Take the data that follows and retype it word for word.
-- BEGIN Material for this exercise --
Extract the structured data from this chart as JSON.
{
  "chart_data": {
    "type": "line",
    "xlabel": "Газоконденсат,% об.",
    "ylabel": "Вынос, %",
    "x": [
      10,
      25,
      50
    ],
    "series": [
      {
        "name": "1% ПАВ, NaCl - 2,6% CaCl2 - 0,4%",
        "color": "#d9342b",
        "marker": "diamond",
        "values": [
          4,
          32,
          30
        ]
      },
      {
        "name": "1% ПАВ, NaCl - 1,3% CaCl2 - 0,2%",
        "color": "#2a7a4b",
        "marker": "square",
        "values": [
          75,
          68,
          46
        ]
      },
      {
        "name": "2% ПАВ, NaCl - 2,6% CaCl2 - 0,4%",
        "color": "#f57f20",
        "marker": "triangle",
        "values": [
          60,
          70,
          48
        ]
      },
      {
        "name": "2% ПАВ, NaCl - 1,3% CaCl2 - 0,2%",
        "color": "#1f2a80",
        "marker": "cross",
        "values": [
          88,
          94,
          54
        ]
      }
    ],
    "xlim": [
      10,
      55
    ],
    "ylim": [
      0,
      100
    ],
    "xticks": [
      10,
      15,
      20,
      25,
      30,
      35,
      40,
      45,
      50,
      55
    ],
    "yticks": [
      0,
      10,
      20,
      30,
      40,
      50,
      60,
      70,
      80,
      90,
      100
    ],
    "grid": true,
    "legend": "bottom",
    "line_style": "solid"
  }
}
-- END Material for this exercise --
#### Result below
Extract the structured data from this chart as JSON.
{
  "chart_data": {
    "type": "line",
    "xlabel": "Газоконденсат,% об.",
    "ylabel": "Вынос, %",
    "x": [
      10,
      25,
      50
    ],
    "series": [
      {
        "name": "1% ПАВ, NaCl - 2,6% CaCl2 - 0,4%",
        "color": "#d9342b",
        "marker": "diamond",
        "values": [
          4,
          32,
          30
        ]
      },
      {
        "name": "1% ПАВ, NaCl - 1,3% CaCl2 - 0,2%",
        "color": "#2a7a4b",
        "marker": "square",
        "values": [
          75,
          68,
          46
        ]
      },
      {
        "name": "2% ПАВ, NaCl - 2,6% CaCl2 - 0,4%",
        "color": "#f57f20",
        "marker": "triangle",
        "values": [
          60,
          70,
          48
        ]
      },
      {
        "name": "2% ПАВ, NaCl - 1,3% CaCl2 - 0,2%",
        "color": "#1f2a80",
        "marker": "cross",
        "values": [
          88,
          94,
          54
        ]
      }
    ],
    "xlim": [
      10,
      55
    ],
    "ylim": [
      0,
      100
    ],
    "xticks": [
      10,
      15,
      20,
      25,
      30,
      35,
      40,
      45,
      50,
      55
    ],
    "yticks": [
      0,
      10,
      20,
      30,
      40,
      50,
      60,
      70,
      80,
      90,
      100
    ],
    "grid": true,
    "legend": "bottom",
    "line_style": "solid"
  }
}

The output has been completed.